** begin **

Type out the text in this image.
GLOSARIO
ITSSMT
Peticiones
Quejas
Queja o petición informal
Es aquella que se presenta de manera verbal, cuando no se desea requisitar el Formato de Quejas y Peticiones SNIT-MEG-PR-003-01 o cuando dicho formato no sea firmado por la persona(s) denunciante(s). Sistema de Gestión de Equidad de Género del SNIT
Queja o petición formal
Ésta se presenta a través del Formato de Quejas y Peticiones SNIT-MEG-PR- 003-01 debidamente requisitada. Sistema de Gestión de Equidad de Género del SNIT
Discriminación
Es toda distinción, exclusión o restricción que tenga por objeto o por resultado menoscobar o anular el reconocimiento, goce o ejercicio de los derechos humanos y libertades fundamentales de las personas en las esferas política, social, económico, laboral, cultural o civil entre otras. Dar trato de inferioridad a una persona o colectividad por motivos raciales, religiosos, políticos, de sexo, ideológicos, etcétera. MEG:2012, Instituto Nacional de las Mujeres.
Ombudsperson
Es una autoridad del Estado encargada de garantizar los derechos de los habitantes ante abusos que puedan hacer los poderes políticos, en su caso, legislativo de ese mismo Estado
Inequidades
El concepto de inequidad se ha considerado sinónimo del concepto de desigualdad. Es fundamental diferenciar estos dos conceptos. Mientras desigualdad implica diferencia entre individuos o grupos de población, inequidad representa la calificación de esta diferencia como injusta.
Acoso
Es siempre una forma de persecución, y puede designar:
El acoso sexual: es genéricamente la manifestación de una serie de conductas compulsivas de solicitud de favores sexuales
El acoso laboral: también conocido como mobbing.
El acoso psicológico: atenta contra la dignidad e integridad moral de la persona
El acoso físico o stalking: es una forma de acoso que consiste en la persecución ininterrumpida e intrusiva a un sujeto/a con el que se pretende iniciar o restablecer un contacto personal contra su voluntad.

** end **

_Your task_
Output the listing above exactly as it appears.

_Solved problem_
Type out the text in this image.
GLOSARIO
ITSSMT
Peticiones
Quejas
Queja o petición informal
Es aquella que se presenta de manera verbal, cuando no se desea requisitar el Formato de Quejas y Peticiones SNIT-MEG-PR-003-01 o cuando dicho formato no sea firmado por la persona(s) denunciante(s). Sistema de Gestión de Equidad de Género del SNIT
Queja o petición formal
Ésta se presenta a través del Formato de Quejas y Peticiones SNIT-MEG-PR- 003-01 debidamente requisitada. Sistema de Gestión de Equidad de Género del SNIT
Discriminación
Es toda distinción, exclusión o restricción que tenga por objeto o por resultado menoscobar o anular el reconocimiento, goce o ejercicio de los derechos humanos y libertades fundamentales de las personas en las esferas política, social, económico, laboral, cultural o civil entre otras. Dar trato de inferioridad a una persona o colectividad por motivos raciales, religiosos, políticos, de sexo, ideológicos, etcétera. MEG:2012, Instituto Nacional de las Mujeres.
Ombudsperson
Es una autoridad del Estado encargada de garantizar los derechos de los habitantes ante abusos que puedan hacer los poderes políticos, en su caso, legislativo de ese mismo Estado
Inequidades
El concepto de inequidad se ha considerado sinónimo del concepto de desigualdad. Es fundamental diferenciar estos dos conceptos. Mientras desigualdad implica diferencia entre individuos o grupos de población, inequidad representa la calificación de esta diferencia como injusta.
Acoso
Es siempre una forma de persecución, y puede designar:
El acoso sexual: es genéricamente la manifestación de una serie de conductas compulsivas de solicitud de favores sexuales
El acoso laboral: también conocido como mobbing.
El acoso psicológico: atenta contra la dignidad e integridad moral de la persona
El acoso físico o stalking: es una forma de acoso que consiste en la persecución ininterrumpida e intrusiva a un sujeto/a con el que se pretende iniciar o restablecer un contacto personal contra su voluntad.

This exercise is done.